* **YANG PERLU DIKERJAKAN**: Berdasarkan teks bacaan, jelaskan mengapa UU KUHP baru dapat memberi Ferdy Sambo peluang lolos dari hukuman mati. Tulis jawaban dalam satu sampai tiga kalimat.

* **TEKS BACAAN**:

# # # # # # #

Mengenai alasan tidak mengungkap motif karena konsumsi orang dewasa, Gayus mengatakan hukum di Indonesia sudah mengakomodir semua itu.

“Kenapa harus dilompati, tidak perlu motif. Jadi begini maksud saya, kalau ada sesuatu yang perlu dibahas demi keadilan tidak usah terhalang. Bisa dibahas tertutup,” terangnya.

Tidak Perlu Menguraikan Motif

Hal berbeda disampaikan, Mantan Hakim Agung Djoko Sarwoko. Dia mengatakan meskipun motif pembunuhan tidak diuraikan dalam putusan, tetapi unsur-unsur dari dakwaan atau pasal yang didakwakan sudah terpenuhi, maka putusan Hakim sudah kuat.

Pandangan ini sejalan dengan Ahli Hukum Pidana, Jamin Ginting. Jamin Ginting mengatakan yang menjadi dasar ketidaklengkapan putusan bukan terkait motif, tetapi unsur-unsur inti yang dituntut, seperti tempat terjadinya tindak pidana dan waktunya terjadi tindak pidana.

“Secara umum karena yang harus dibuktikan disitu adalah tadi unsur inti dari suatu perbuatan pidana yang dituntut oleh JPU yang didakwakan. Nah, motif yang dilakukan itu hanya berfungsi untuk memberatkan atau meringankan,” jelas Jamin Ginting.

Kedua, Peluang dari UU KUHP Baru

Secara terpisah, Menteri Koordinator Politik Hukum dan Keamanan Mahfud Md mengatakan Undang Undang Nomor 1 Tahun 2023 tentang Kitab Undang-Undang Hukum Pidana juga memberikan peluang bagi Ferdy Sambo untuk lolos dari hukuman mati.

Soalnya, pasal 100 KUHP baru tentang pidana mati menyebutkan bahwa Hakim dapat menjatuhkan pidana mati dengan masa percobaan 10 tahun.

Jika selama masa percobaan itu, terpidana menunjukkan sikap dan perbuatan terpuji, pidana mati dapat diturunkan menjadi pidana seumur hidup.

Perubahan hukuman ini ditetapkan dengan Keputusan Presiden, setelah melalui pertimbangan Mahkamah Agung.

UU KUHP akan berlaku setelah tiga tahun diundangkan. Jadi, jika vonis mati belum dieksekusi pada tahun 2026 mendatang, Ferdy Sambo masih bisa mengupayakan keringanan hukuman.

# # # # # # #

* **BAHAN SUMBER**:
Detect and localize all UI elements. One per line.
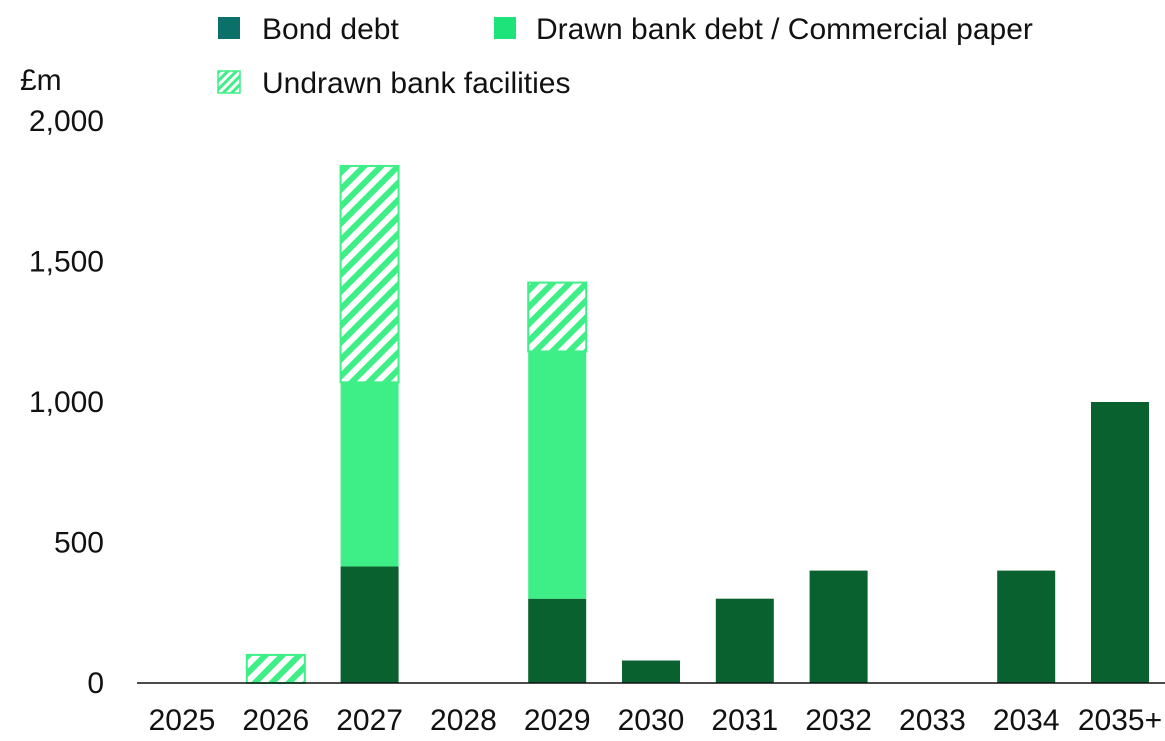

# # # # # # #

* **JAWABAN LENGKAP**: Pasal 100 KUHP baru menyebutkan bahwa hakim dapat menjatuhkan pidana mati dengan masa percobaan 10 tahun. Jika selama masa percobaan itu terpidana menunjukkan sikap dan perbuatan terpuji, pidana mati dapat diturunkan menjadi pidana seumur hidup melalui Keputusan Presiden setelah pertimbangan Mahkamah Agung. Karena UU KUHP berlaku tiga tahun setelah diundangkan, Ferdy Sambo masih bisa mengupayakan keringanan hukuman jika vonis matinya belum dieksekusi pada tahun 2026.